Work to complete: Would you return the complete listing below word for word?

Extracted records
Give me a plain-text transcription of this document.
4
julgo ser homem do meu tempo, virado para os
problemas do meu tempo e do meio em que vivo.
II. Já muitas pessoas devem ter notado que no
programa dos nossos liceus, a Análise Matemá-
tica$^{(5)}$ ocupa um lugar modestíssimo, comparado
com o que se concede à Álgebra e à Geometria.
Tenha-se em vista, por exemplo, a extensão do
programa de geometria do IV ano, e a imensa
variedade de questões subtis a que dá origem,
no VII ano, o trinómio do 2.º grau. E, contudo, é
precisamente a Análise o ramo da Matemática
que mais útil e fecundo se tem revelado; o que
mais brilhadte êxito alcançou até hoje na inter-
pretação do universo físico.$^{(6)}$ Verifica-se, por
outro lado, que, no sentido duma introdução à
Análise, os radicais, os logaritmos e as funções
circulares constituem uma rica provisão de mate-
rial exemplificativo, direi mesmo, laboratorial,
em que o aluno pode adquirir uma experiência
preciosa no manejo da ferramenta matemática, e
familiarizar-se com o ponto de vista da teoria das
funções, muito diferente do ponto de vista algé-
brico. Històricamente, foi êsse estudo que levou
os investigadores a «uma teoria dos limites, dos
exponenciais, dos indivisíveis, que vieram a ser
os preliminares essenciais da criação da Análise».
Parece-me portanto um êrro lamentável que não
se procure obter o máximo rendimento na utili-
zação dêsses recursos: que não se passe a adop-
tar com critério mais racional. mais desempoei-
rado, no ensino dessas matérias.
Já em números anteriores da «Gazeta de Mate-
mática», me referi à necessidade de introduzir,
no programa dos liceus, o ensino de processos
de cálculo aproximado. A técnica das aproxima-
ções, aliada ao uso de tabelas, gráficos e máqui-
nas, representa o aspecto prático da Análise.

The solution:
Give me a plain-text transcription of this document.
4
julgo ser homem do meu tempo, virado para os
problemas do meu tempo e do meio em que vivo.
II. Já muitas pessoas devem ter notado que no
programa dos nossos liceus, a Análise Matemá-
tica$^{(5)}$ ocupa um lugar modestíssimo, comparado
com o que se concede à Álgebra e à Geometria.
Tenha-se em vista, por exemplo, a extensão do
programa de geometria do IV ano, e a imensa
variedade de questões subtis a que dá origem,
no VII ano, o trinómio do 2.º grau. E, contudo, é
precisamente a Análise o ramo da Matemática
que mais útil e fecundo se tem revelado; o que
mais brilhadte êxito alcançou até hoje na inter-
pretação do universo físico.$^{(6)}$ Verifica-se, por
outro lado, que, no sentido duma introdução à
Análise, os radicais, os logaritmos e as funções
circulares constituem uma rica provisão de mate-
rial exemplificativo, direi mesmo, laboratorial,
em que o aluno pode adquirir uma experiência
preciosa no manejo da ferramenta matemática, e
familiarizar-se com o ponto de vista da teoria das
funções, muito diferente do ponto de vista algé-
brico. Històricamente, foi êsse estudo que levou
os investigadores a «uma teoria dos limites, dos
exponenciais, dos indivisíveis, que vieram a ser
os preliminares essenciais da criação da Análise».
Parece-me portanto um êrro lamentável que não
se procure obter o máximo rendimento na utili-
zação dêsses recursos: que não se passe a adop-
tar com critério mais racional. mais desempoei-
rado, no ensino dessas matérias.
Já em números anteriores da «Gazeta de Mate-
mática», me referi à necessidade de introduzir,
no programa dos liceus, o ensino de processos
de cálculo aproximado. A técnica das aproxima-
ções, aliada ao uso de tabelas, gráficos e máqui-
nas, representa o aspecto prático da Análise.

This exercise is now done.